▸ Goal of the exercise: Reply only with how many lines contain the word "moves".
◇ ◇ ◇ ◇ ◇
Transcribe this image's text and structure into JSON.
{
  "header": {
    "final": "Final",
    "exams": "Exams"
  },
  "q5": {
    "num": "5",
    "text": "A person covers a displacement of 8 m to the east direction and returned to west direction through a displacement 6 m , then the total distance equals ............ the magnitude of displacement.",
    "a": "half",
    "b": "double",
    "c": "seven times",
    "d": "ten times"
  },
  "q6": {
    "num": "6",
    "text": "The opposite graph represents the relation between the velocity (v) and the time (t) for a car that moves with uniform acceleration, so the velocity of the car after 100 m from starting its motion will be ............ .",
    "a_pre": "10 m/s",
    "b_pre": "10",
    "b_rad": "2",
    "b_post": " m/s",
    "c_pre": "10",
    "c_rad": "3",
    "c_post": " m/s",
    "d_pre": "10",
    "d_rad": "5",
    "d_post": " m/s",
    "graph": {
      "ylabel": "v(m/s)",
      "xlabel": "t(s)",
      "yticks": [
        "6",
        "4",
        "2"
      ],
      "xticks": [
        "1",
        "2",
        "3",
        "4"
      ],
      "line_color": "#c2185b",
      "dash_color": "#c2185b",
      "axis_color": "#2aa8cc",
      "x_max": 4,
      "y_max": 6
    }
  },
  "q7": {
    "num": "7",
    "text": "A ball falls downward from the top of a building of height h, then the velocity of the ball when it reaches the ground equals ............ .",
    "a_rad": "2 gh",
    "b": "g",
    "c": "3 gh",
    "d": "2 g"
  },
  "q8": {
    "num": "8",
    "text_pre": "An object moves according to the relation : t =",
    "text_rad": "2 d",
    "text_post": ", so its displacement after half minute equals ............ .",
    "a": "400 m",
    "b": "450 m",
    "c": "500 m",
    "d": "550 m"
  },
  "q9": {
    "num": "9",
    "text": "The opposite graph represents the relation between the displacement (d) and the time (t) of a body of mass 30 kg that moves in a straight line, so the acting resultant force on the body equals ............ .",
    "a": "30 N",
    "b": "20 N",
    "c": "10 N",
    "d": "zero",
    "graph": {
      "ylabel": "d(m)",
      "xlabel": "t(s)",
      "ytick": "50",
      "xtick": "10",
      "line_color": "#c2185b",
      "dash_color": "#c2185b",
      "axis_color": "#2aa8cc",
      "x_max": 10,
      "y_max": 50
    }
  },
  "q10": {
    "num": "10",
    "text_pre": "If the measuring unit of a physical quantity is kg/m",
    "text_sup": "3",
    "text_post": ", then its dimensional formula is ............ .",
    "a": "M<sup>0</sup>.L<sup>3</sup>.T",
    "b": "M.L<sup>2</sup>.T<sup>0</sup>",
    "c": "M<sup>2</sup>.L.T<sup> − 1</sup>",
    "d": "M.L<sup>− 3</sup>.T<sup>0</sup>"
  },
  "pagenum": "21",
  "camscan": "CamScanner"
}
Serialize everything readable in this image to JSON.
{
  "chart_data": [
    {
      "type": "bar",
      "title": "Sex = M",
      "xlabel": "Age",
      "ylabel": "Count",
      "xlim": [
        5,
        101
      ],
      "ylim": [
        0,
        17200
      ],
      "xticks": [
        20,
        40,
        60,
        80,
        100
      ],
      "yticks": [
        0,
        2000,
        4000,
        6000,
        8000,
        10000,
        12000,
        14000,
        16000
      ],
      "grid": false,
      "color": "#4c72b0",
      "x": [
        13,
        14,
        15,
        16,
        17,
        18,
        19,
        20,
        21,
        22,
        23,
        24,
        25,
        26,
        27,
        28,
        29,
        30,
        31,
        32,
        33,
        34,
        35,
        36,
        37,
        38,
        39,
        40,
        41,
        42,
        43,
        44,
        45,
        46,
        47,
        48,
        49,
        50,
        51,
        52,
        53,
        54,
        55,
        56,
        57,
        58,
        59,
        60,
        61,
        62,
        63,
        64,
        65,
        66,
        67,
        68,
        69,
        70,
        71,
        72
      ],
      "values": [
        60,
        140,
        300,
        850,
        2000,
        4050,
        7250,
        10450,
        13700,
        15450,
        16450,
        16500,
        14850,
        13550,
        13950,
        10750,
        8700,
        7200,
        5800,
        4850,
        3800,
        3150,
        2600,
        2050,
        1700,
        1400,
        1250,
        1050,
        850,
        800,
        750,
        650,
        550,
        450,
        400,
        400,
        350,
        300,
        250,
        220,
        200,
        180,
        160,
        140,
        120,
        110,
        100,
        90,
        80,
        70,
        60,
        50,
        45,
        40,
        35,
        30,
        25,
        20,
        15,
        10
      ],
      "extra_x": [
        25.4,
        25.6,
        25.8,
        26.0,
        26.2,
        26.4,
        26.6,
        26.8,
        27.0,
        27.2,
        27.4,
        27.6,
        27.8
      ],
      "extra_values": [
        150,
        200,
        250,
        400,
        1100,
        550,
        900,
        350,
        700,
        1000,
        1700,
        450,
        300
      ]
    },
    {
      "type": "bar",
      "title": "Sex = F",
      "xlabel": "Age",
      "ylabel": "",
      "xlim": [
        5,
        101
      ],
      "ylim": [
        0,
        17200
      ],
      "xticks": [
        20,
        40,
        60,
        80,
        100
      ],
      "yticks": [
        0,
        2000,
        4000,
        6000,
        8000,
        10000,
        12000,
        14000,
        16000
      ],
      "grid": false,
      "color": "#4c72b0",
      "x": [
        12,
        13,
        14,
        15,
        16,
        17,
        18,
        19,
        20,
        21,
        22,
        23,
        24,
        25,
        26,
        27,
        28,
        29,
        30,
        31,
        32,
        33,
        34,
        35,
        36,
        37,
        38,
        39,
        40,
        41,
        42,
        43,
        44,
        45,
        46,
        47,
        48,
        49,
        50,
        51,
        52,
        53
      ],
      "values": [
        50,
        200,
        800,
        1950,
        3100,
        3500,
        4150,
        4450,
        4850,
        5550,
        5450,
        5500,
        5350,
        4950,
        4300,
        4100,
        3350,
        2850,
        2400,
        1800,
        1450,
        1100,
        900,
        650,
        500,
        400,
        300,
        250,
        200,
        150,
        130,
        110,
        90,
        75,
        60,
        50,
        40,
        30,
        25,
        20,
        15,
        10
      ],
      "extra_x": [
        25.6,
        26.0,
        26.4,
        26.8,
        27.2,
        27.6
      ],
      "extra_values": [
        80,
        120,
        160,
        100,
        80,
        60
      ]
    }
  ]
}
◇ ◇ ◇ ◇ ◇
▸ Response: 3